STATED EXERCISE
Repeat the listing word for word. No pictures belong in the copy.

>> Start MATERIAL FOR THIS EXERCISE

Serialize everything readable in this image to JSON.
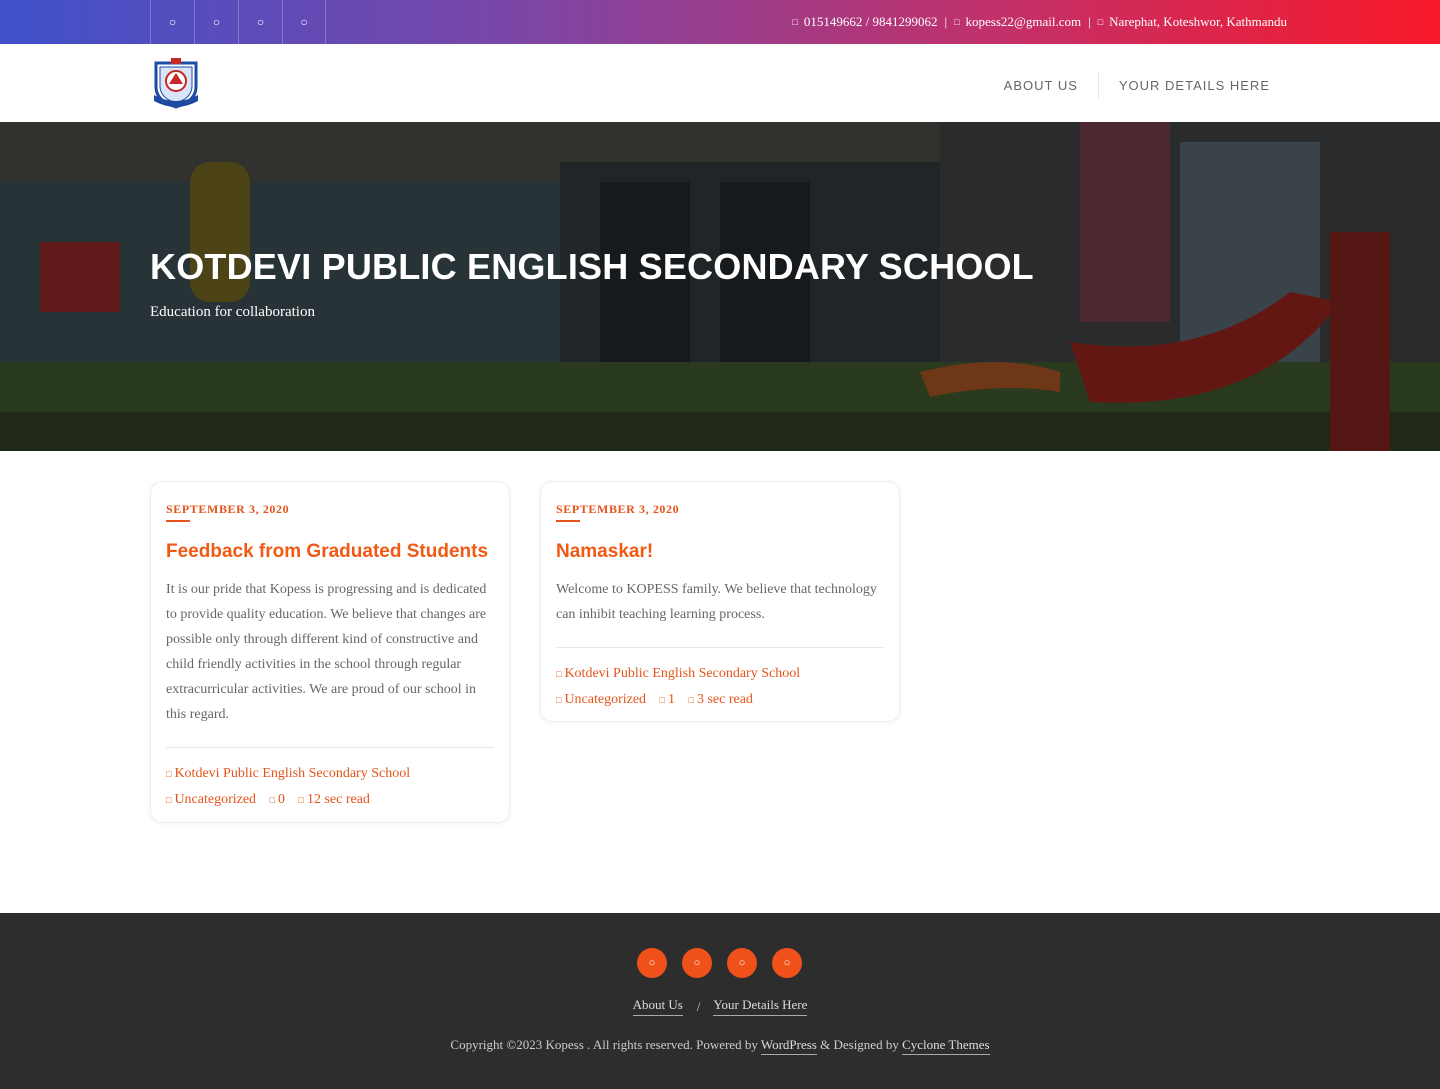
{
  "topbar": {
    "social_icons": [
      "facebook-icon",
      "twitter-icon",
      "instagram-icon",
      "youtube-icon"
    ],
    "phone": "015149662 / 9841299062",
    "email": "kopess22@gmail.com",
    "address": "Narephat, Koteshwor, Kathmandu",
    "separator": "|"
  },
  "header": {
    "nav": [
      "About Us",
      "Your Details Here"
    ]
  },
  "hero": {
    "title": "Kotdevi Public English Secondary School",
    "tagline": "Education for collaboration"
  },
  "posts": [
    {
      "date": "September 3, 2020",
      "title": "Feedback from Graduated Students",
      "excerpt": "It is our pride that Kopess is progressing and is dedicated to provide quality education. We believe that changes are possible only through different kind of constructive and child friendly activities in the school through regular extracurricular activities. We are proud of our school in this regard.",
      "author": "Kotdevi Public English Secondary School",
      "category": "Uncategorized",
      "comments": "0",
      "read_time": "12 sec read"
    },
    {
      "date": "September 3, 2020",
      "title": "Namaskar!",
      "excerpt": "Welcome to KOPESS family. We believe that technology can inhibit teaching learning process.",
      "author": "Kotdevi Public English Secondary School",
      "category": "Uncategorized",
      "comments": "1",
      "read_time": "3 sec read"
    }
  ],
  "footer": {
    "social_icons": [
      "facebook-icon",
      "twitter-icon",
      "instagram-icon",
      "youtube-icon"
    ],
    "menu": [
      "About Us",
      "Your Details Here"
    ],
    "menu_separator": "/",
    "copyright_prefix": "Copyright ©2023 Kopess . All rights reserved. Powered by",
    "powered_link": "WordPress",
    "designed_text": "& Designed by",
    "designer_link": "Cyclone Themes"
  },
  "colors": {
    "accent": "#f05a14",
    "footer_bg": "#2d2d2d",
    "topbar_gradient": [
      "#3f51c9",
      "#f8192a"
    ]
  }
}
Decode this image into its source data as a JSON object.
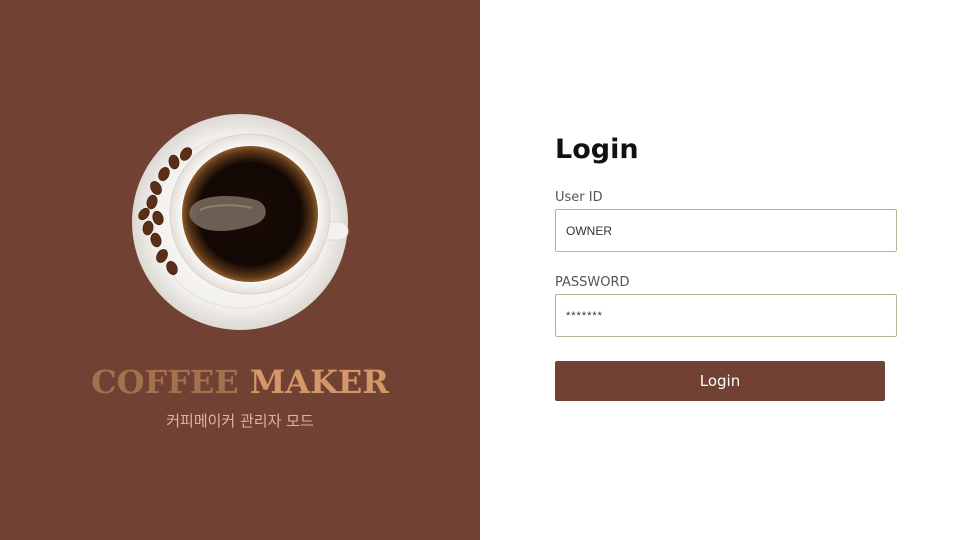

>> End MATERIAL FOR THIS EXERCISE

THE RESULT
Serialize everything readable in this image to JSON.
{
  "topbar": {
    "social_icons": [
      "facebook-icon",
      "twitter-icon",
      "instagram-icon",
      "youtube-icon"
    ],
    "phone": "015149662 / 9841299062",
    "email": "kopess22@gmail.com",
    "address": "Narephat, Koteshwor, Kathmandu",
    "separator": "|"
  },
  "header": {
    "nav": [
      "About Us",
      "Your Details Here"
    ]
  },
  "hero": {
    "title": "Kotdevi Public English Secondary School",
    "tagline": "Education for collaboration"
  },
  "posts": [
    {
      "date": "September 3, 2020",
      "title": "Feedback from Graduated Students",
      "excerpt": "It is our pride that Kopess is progressing and is dedicated to provide quality education. We believe that changes are possible only through different kind of constructive and child friendly activities in the school through regular extracurricular activities. We are proud of our school in this regard.",
      "author": "Kotdevi Public English Secondary School",
      "category": "Uncategorized",
      "comments": "0",
      "read_time": "12 sec read"
    },
    {
      "date": "September 3, 2020",
      "title": "Namaskar!",
      "excerpt": "Welcome to KOPESS family. We believe that technology can inhibit teaching learning process.",
      "author": "Kotdevi Public English Secondary School",
      "category": "Uncategorized",
      "comments": "1",
      "read_time": "3 sec read"
    }
  ],
  "footer": {
    "social_icons": [
      "facebook-icon",
      "twitter-icon",
      "instagram-icon",
      "youtube-icon"
    ],
    "menu": [
      "About Us",
      "Your Details Here"
    ],
    "menu_separator": "/",
    "copyright_prefix": "Copyright ©2023 Kopess . All rights reserved. Powered by",
    "powered_link": "WordPress",
    "designed_text": "& Designed by",
    "designer_link": "Cyclone Themes"
  },
  "colors": {
    "accent": "#f05a14",
    "footer_bg": "#2d2d2d",
    "topbar_gradient": [
      "#3f51c9",
      "#f8192a"
    ]
  }
}
Decode this image into its source data as a JSON object.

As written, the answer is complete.